__Objective__
Give every entry again, word for word and in full.

==== Listed records ====

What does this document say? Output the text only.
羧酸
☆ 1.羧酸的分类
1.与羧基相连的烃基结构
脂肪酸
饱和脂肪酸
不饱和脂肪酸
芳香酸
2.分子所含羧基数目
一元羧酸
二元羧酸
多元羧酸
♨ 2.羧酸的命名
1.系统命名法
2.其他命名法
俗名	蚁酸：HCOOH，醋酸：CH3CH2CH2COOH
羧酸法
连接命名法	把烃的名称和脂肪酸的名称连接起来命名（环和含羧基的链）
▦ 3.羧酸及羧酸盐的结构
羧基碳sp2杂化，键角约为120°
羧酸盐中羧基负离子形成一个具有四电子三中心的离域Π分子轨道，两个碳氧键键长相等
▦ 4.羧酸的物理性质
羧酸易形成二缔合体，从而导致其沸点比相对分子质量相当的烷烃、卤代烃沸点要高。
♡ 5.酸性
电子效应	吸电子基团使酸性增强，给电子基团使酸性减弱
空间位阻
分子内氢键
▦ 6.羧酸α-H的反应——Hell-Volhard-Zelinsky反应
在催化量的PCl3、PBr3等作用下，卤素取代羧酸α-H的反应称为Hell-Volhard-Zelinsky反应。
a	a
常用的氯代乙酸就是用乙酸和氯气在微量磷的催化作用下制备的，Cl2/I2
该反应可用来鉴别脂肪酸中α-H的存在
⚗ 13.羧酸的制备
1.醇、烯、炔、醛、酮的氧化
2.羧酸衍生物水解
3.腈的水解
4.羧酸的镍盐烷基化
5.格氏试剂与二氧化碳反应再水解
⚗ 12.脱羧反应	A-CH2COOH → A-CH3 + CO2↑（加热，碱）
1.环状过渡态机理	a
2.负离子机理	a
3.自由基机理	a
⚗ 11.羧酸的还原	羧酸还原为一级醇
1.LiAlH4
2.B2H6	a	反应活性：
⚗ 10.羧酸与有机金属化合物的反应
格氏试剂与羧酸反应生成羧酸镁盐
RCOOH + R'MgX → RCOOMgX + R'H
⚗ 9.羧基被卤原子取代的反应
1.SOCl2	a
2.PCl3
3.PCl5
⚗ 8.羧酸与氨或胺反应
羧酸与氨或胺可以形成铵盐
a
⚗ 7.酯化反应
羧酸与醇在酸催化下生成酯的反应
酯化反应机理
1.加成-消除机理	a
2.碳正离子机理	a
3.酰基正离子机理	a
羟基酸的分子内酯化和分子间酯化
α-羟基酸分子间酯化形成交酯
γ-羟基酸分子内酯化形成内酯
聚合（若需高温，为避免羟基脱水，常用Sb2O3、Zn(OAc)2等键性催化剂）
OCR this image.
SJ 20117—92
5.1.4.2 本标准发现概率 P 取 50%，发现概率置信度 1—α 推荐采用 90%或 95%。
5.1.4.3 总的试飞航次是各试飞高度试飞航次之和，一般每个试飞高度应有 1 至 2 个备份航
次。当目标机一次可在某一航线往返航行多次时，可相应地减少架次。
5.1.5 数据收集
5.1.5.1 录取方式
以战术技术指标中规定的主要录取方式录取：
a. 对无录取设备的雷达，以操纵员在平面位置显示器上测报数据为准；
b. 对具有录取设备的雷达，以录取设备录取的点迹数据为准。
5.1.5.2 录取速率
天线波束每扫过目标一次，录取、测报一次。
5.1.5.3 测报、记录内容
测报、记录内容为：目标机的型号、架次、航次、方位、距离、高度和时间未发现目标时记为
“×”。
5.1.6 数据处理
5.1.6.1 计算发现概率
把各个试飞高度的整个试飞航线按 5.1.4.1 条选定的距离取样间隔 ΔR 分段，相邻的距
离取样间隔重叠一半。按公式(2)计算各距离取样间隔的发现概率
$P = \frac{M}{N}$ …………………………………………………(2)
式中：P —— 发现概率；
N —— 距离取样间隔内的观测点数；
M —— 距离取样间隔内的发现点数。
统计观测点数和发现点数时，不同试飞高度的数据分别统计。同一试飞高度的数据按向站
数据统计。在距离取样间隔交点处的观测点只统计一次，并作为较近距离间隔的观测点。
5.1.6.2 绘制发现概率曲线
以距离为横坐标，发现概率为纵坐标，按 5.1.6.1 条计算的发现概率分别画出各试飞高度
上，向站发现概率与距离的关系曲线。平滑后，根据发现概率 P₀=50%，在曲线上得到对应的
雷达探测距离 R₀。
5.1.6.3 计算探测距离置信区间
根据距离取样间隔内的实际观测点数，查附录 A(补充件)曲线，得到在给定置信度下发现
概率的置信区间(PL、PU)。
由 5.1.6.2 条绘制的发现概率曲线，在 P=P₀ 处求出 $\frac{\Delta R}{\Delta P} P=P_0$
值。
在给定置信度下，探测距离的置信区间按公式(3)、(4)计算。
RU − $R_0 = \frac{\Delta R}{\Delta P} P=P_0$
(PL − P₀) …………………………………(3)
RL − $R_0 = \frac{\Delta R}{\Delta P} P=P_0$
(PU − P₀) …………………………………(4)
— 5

====

__Exercise answer__
What does this document say? Output the text only.
羧酸
☆ 1.羧酸的分类
1.与羧基相连的烃基结构
脂肪酸
饱和脂肪酸
不饱和脂肪酸
芳香酸
2.分子所含羧基数目
一元羧酸
二元羧酸
多元羧酸
♨ 2.羧酸的命名
1.系统命名法
2.其他命名法
俗名	蚁酸：HCOOH，醋酸：CH3CH2CH2COOH
羧酸法
连接命名法	把烃的名称和脂肪酸的名称连接起来命名（环和含羧基的链）
▦ 3.羧酸及羧酸盐的结构
羧基碳sp2杂化，键角约为120°
羧酸盐中羧基负离子形成一个具有四电子三中心的离域Π分子轨道，两个碳氧键键长相等
▦ 4.羧酸的物理性质
羧酸易形成二缔合体，从而导致其沸点比相对分子质量相当的烷烃、卤代烃沸点要高。
♡ 5.酸性
电子效应	吸电子基团使酸性增强，给电子基团使酸性减弱
空间位阻
分子内氢键
▦ 6.羧酸α-H的反应——Hell-Volhard-Zelinsky反应
在催化量的PCl3、PBr3等作用下，卤素取代羧酸α-H的反应称为Hell-Volhard-Zelinsky反应。
a	a
常用的氯代乙酸就是用乙酸和氯气在微量磷的催化作用下制备的，Cl2/I2
该反应可用来鉴别脂肪酸中α-H的存在
⚗ 13.羧酸的制备
1.醇、烯、炔、醛、酮的氧化
2.羧酸衍生物水解
3.腈的水解
4.羧酸的镍盐烷基化
5.格氏试剂与二氧化碳反应再水解
⚗ 12.脱羧反应	A-CH2COOH → A-CH3 + CO2↑（加热，碱）
1.环状过渡态机理	a
2.负离子机理	a
3.自由基机理	a
⚗ 11.羧酸的还原	羧酸还原为一级醇
1.LiAlH4
2.B2H6	a	反应活性：
⚗ 10.羧酸与有机金属化合物的反应
格氏试剂与羧酸反应生成羧酸镁盐
RCOOH + R'MgX → RCOOMgX + R'H
⚗ 9.羧基被卤原子取代的反应
1.SOCl2	a
2.PCl3
3.PCl5
⚗ 8.羧酸与氨或胺反应
羧酸与氨或胺可以形成铵盐
a
⚗ 7.酯化反应
羧酸与醇在酸催化下生成酯的反应
酯化反应机理
1.加成-消除机理	a
2.碳正离子机理	a
3.酰基正离子机理	a
羟基酸的分子内酯化和分子间酯化
α-羟基酸分子间酯化形成交酯
γ-羟基酸分子内酯化形成内酯
聚合（若需高温，为避免羟基脱水，常用Sb2O3、Zn(OAc)2等键性催化剂）
OCR this image.
SJ 20117—92
5.1.4.2 本标准发现概率 P 取 50%，发现概率置信度 1—α 推荐采用 90%或 95%。
5.1.4.3 总的试飞航次是各试飞高度试飞航次之和，一般每个试飞高度应有 1 至 2 个备份航
次。当目标机一次可在某一航线往返航行多次时，可相应地减少架次。
5.1.5 数据收集
5.1.5.1 录取方式
以战术技术指标中规定的主要录取方式录取：
a. 对无录取设备的雷达，以操纵员在平面位置显示器上测报数据为准；
b. 对具有录取设备的雷达，以录取设备录取的点迹数据为准。
5.1.5.2 录取速率
天线波束每扫过目标一次，录取、测报一次。
5.1.5.3 测报、记录内容
测报、记录内容为：目标机的型号、架次、航次、方位、距离、高度和时间未发现目标时记为
“×”。
5.1.6 数据处理
5.1.6.1 计算发现概率
把各个试飞高度的整个试飞航线按 5.1.4.1 条选定的距离取样间隔 ΔR 分段，相邻的距
离取样间隔重叠一半。按公式(2)计算各距离取样间隔的发现概率
$P = \frac{M}{N}$ …………………………………………………(2)
式中：P —— 发现概率；
N —— 距离取样间隔内的观测点数；
M —— 距离取样间隔内的发现点数。
统计观测点数和发现点数时，不同试飞高度的数据分别统计。同一试飞高度的数据按向站
数据统计。在距离取样间隔交点处的观测点只统计一次，并作为较近距离间隔的观测点。
5.1.6.2 绘制发现概率曲线
以距离为横坐标，发现概率为纵坐标，按 5.1.6.1 条计算的发现概率分别画出各试飞高度
上，向站发现概率与距离的关系曲线。平滑后，根据发现概率 P₀=50%，在曲线上得到对应的
雷达探测距离 R₀。
5.1.6.3 计算探测距离置信区间
根据距离取样间隔内的实际观测点数，查附录 A(补充件)曲线，得到在给定置信度下发现
概率的置信区间(PL、PU)。
由 5.1.6.2 条绘制的发现概率曲线，在 P=P₀ 处求出 $\frac{\Delta R}{\Delta P} P=P_0$
值。
在给定置信度下，探测距离的置信区间按公式(3)、(4)计算。
RU − $R_0 = \frac{\Delta R}{\Delta P} P=P_0$
(PL − P₀) …………………………………(3)
RL − $R_0 = \frac{\Delta R}{\Delta P} P=P_0$
(PU − P₀) …………………………………(4)
— 5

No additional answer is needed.